**WORK TO COMPLETE**
Scan the material and copy every line in which "الأصل" appears.

**GIVEN DATA**
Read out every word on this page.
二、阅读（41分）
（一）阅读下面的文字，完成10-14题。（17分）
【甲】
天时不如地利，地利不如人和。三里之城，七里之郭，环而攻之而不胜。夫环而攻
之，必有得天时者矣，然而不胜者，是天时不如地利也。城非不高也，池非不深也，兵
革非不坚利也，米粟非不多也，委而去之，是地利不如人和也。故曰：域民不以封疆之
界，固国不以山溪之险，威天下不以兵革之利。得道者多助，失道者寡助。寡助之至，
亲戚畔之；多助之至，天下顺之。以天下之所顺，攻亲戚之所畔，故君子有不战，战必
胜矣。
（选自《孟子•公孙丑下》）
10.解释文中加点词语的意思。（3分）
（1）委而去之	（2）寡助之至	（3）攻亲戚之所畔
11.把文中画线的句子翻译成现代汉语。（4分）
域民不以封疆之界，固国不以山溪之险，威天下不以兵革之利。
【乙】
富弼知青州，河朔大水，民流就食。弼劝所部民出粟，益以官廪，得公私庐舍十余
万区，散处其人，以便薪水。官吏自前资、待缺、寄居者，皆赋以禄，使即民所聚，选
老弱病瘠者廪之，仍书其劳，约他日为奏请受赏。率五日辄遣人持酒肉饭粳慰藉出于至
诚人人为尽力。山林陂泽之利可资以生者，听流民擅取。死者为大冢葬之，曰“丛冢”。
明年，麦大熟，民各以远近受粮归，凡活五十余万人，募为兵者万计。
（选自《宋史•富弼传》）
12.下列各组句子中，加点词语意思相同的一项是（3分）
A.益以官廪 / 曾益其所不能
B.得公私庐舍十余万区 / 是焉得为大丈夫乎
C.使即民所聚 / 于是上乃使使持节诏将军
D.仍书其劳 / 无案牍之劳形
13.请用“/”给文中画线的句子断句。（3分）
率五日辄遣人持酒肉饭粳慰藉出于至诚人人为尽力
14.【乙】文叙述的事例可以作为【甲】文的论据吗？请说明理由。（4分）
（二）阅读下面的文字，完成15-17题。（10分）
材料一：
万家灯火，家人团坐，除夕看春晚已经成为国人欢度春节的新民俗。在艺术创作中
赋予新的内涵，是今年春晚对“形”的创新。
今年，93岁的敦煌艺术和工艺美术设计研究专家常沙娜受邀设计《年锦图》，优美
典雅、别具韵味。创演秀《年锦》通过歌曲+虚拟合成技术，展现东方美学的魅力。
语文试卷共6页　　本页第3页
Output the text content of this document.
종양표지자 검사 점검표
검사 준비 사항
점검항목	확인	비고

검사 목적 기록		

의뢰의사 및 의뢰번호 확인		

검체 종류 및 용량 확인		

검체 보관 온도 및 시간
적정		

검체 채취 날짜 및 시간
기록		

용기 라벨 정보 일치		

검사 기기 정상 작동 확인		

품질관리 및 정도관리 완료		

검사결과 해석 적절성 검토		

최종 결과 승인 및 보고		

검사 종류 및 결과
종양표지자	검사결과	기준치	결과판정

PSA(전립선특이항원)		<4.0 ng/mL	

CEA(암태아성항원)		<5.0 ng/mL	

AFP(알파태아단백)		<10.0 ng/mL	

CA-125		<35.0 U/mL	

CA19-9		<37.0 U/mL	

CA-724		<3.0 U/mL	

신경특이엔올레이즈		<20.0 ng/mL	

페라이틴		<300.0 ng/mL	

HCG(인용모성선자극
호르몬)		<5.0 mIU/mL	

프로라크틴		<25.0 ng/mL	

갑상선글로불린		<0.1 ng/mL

* * *

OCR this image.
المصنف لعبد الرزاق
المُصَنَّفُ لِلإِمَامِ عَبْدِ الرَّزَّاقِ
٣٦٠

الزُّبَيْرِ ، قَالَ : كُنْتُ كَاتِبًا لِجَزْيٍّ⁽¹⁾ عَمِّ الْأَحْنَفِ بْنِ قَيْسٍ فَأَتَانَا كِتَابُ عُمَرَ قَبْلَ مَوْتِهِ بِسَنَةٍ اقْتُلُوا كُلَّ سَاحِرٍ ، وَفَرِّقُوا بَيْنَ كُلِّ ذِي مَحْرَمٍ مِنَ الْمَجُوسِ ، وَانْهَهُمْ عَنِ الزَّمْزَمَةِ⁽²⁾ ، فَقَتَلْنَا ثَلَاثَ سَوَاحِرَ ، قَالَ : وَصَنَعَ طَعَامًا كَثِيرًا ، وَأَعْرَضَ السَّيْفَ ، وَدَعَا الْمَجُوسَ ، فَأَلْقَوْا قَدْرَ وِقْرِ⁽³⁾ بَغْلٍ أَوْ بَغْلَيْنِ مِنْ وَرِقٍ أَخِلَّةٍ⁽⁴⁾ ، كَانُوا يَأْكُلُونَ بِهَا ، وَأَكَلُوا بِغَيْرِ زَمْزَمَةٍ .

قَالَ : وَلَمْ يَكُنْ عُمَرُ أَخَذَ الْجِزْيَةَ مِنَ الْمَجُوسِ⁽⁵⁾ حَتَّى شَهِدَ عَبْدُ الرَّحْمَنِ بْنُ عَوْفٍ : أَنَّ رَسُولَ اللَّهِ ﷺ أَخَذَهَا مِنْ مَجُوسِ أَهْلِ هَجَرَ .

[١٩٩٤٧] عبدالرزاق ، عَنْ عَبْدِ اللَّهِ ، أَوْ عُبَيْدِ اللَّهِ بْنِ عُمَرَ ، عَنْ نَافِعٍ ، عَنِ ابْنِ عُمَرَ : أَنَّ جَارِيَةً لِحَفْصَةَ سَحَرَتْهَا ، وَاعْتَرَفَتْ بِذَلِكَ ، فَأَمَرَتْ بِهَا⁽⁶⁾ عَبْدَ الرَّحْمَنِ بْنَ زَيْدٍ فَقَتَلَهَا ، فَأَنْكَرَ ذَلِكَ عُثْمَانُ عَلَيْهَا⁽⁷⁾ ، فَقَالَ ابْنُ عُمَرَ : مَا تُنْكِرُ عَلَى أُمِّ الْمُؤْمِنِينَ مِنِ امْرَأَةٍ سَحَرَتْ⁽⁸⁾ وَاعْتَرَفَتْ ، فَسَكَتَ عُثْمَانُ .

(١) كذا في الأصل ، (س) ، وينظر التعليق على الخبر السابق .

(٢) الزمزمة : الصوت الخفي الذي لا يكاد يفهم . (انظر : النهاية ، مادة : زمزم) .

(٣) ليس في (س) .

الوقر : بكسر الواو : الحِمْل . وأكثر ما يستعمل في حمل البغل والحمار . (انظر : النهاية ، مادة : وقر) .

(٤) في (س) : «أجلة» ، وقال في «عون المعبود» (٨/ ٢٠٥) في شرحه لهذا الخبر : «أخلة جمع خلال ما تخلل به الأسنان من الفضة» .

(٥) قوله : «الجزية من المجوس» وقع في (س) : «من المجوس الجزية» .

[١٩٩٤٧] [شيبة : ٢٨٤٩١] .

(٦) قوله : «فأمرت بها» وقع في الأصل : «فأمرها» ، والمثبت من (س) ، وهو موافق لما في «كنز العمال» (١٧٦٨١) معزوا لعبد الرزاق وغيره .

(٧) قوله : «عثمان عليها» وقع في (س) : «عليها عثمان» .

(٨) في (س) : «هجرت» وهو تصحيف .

**FINAL ANSWER**
(١) كذا في الأصل ، (س) ، وينظر التعليق على الخبر السابق .
(٦) قوله : «فأمرت بها» وقع في الأصل : «فأمرها» ، والمثبت من (س) ، وهو موافق لما في «كنز العمال» (١٧٦٨١) معزوا لعبد الرزاق وغيره .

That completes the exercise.